=== SUPPLIED ENTRIES ===

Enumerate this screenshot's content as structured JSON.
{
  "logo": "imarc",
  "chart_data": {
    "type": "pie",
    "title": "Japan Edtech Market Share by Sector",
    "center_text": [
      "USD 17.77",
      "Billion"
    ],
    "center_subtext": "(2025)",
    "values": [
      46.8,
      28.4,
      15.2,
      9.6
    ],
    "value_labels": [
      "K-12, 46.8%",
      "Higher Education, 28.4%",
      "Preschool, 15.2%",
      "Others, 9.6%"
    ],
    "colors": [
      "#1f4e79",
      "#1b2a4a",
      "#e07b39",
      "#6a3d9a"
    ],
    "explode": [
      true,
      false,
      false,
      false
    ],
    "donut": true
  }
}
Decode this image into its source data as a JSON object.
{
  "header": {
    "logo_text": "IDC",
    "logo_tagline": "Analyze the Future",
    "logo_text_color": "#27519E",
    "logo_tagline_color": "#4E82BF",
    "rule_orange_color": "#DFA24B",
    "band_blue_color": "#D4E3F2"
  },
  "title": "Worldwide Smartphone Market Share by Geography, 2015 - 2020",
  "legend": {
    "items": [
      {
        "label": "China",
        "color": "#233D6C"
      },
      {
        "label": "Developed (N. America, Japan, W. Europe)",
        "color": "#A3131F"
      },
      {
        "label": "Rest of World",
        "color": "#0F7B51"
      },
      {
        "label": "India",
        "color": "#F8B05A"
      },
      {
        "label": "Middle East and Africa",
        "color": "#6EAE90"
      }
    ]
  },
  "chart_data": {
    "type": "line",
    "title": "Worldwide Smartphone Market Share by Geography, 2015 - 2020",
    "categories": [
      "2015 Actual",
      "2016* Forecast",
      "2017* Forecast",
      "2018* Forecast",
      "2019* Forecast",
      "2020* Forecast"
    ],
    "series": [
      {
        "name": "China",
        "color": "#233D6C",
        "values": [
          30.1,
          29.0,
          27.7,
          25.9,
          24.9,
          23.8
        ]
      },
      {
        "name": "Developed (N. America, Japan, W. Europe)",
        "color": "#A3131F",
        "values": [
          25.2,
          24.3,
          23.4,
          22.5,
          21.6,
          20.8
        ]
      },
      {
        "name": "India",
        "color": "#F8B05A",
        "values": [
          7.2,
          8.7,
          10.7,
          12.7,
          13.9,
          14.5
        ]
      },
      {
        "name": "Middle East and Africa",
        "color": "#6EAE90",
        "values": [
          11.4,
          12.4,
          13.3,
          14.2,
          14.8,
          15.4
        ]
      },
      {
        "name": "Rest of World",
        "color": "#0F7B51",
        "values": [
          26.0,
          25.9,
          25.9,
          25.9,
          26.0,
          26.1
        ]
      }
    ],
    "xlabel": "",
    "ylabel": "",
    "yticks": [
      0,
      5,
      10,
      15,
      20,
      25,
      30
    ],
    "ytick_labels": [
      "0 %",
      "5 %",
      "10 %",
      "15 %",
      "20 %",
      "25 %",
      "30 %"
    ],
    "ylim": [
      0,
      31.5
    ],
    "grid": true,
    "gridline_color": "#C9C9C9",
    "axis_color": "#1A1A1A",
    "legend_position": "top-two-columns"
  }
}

===

▶ _WHAT THE TASK ASKS_: Among the records above, find each line holding the string "Geography" and pull it out.

▶ _EXERCISE RESPONSE_:
  "title": "Worldwide Smartphone Market Share by Geography, 2015 - 2020",
    "title": "Worldwide Smartphone Market Share by Geography, 2015 - 2020",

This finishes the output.